You just mentioned difficulties and complications, and, stop me if I’m wrong, this was your first stop motion film, was it difficult adjusting to a new medium?
Yeah, but also kind of wonderful, one of the best choices I made on this film, which was really the only choice, was to bring in Allison Abbate, who was our producer on the film, Alison is a fantastic producer who brought us Fantastic Mr. Fox, and Corpse Bride, and had worked with Tim before, and Alison and I had known each other for 20 years and thank God she said yes as she was able to really understand this art form, and I was really able to learn a lot from her and from Tim. The truth is, unlike computer animation you can really get your hands on this and go visit the set, you can touch and feel the puppets, so there’s this really human tactile feeling to the art of stop motion animation that even though it was new for me to watch people like Tim work, and his crew, in this medium was really a treat for me, it was fantastic.
You mentioned CGI briefly, do you think it has replaced traditional animation or do you think we’re seeing a resurgence in traditional animated techniques?

> Extracted entries:
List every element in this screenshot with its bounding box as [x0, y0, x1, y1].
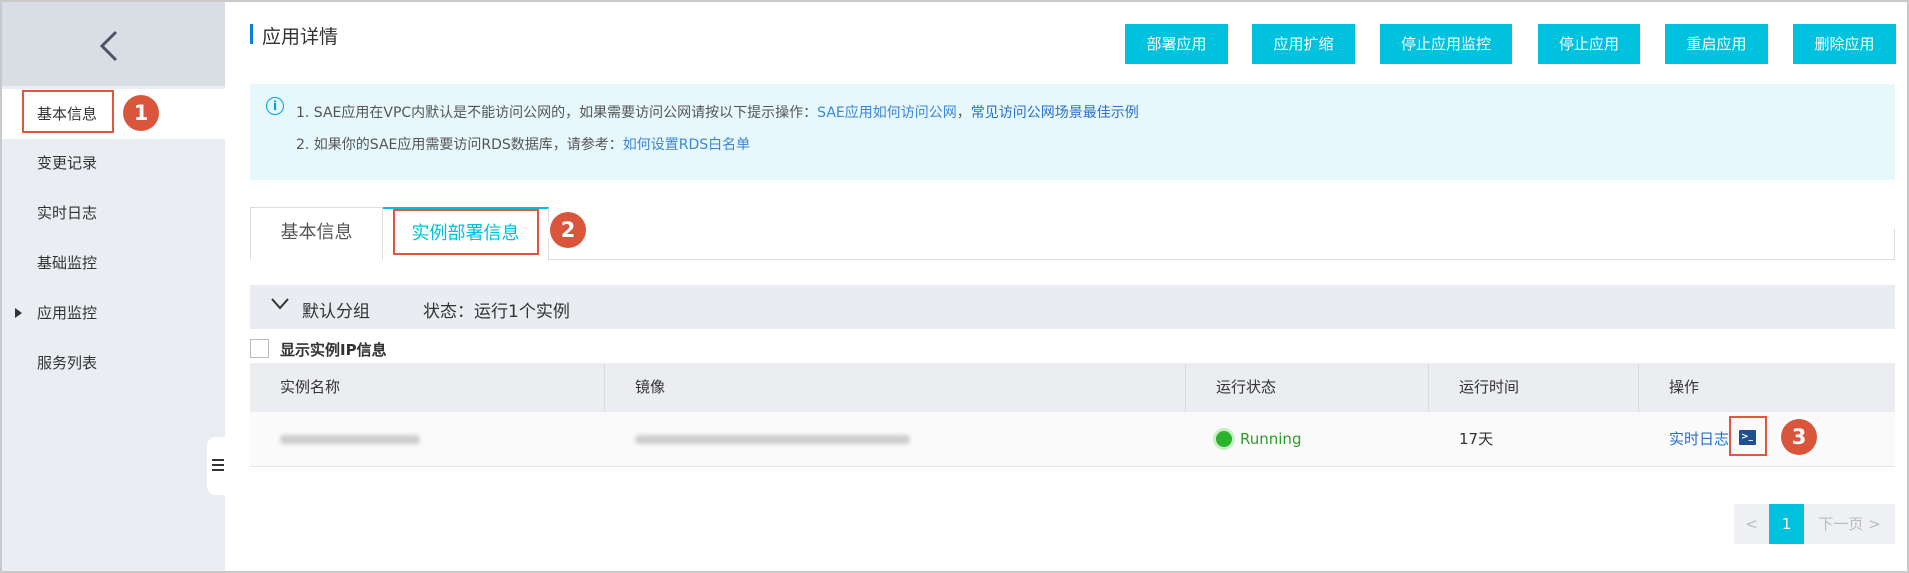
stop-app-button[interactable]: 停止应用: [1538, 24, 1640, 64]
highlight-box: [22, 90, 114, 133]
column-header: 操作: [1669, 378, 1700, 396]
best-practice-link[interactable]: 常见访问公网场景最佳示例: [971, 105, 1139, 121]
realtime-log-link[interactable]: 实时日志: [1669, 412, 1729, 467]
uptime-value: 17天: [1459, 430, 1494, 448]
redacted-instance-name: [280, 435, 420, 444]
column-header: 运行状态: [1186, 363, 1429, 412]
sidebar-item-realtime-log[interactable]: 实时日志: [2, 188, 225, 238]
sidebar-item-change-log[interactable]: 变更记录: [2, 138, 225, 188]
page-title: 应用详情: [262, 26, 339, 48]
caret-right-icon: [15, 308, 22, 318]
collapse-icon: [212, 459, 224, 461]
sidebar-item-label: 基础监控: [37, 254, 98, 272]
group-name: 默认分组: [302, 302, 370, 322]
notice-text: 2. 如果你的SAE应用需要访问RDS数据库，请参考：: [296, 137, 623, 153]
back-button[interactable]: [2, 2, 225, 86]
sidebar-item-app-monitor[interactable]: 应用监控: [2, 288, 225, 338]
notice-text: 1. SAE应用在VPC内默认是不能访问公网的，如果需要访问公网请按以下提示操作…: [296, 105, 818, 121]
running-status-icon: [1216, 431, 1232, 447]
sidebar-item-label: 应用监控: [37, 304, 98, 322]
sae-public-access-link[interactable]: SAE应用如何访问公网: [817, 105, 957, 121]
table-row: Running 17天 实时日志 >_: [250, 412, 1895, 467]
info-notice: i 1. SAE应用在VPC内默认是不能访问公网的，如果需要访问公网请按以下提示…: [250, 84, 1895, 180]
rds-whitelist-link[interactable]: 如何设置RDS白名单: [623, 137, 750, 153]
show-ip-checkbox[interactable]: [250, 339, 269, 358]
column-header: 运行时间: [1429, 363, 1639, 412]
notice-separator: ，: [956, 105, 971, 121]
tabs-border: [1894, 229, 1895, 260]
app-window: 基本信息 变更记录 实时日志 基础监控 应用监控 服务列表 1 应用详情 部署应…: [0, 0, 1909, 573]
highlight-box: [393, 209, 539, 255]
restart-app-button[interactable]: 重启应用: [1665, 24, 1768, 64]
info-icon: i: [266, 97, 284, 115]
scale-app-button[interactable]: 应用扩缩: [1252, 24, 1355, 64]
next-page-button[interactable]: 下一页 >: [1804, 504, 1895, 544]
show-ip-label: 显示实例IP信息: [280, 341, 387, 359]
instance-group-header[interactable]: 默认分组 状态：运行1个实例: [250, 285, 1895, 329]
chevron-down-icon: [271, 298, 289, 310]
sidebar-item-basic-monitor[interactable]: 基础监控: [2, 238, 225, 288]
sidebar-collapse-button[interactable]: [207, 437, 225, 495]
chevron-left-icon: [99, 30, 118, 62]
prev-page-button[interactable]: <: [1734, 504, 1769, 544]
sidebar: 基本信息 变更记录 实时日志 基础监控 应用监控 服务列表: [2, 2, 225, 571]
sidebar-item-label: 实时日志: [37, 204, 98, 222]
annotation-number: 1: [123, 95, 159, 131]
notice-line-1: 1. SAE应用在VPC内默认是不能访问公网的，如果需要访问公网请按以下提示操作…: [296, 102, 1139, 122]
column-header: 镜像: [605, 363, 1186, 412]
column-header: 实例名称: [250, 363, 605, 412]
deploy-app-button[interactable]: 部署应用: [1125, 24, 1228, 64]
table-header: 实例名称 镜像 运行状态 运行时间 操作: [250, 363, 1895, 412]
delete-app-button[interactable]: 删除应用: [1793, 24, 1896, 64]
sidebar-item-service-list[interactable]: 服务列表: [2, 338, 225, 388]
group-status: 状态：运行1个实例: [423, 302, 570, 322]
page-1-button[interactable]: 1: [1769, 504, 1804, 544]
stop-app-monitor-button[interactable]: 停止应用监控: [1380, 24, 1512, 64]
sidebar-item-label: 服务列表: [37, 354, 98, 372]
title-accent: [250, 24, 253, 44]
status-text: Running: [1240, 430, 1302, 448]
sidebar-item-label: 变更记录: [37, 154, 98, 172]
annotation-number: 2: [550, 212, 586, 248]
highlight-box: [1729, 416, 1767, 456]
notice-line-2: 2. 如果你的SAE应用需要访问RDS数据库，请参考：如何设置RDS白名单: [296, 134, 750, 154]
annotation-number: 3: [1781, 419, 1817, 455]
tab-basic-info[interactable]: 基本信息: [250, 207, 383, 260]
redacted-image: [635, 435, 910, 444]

> Instruction: Using the interview excerpt above, please explain why the speaker describes stop motion animation as having a "human tactile feeling," in one to three sentences.

> The completed task: Unlike computer animation, stop motion lets you get your hands on the work. You can visit the set and touch and feel the puppets, which gives the art form its human, tactile quality.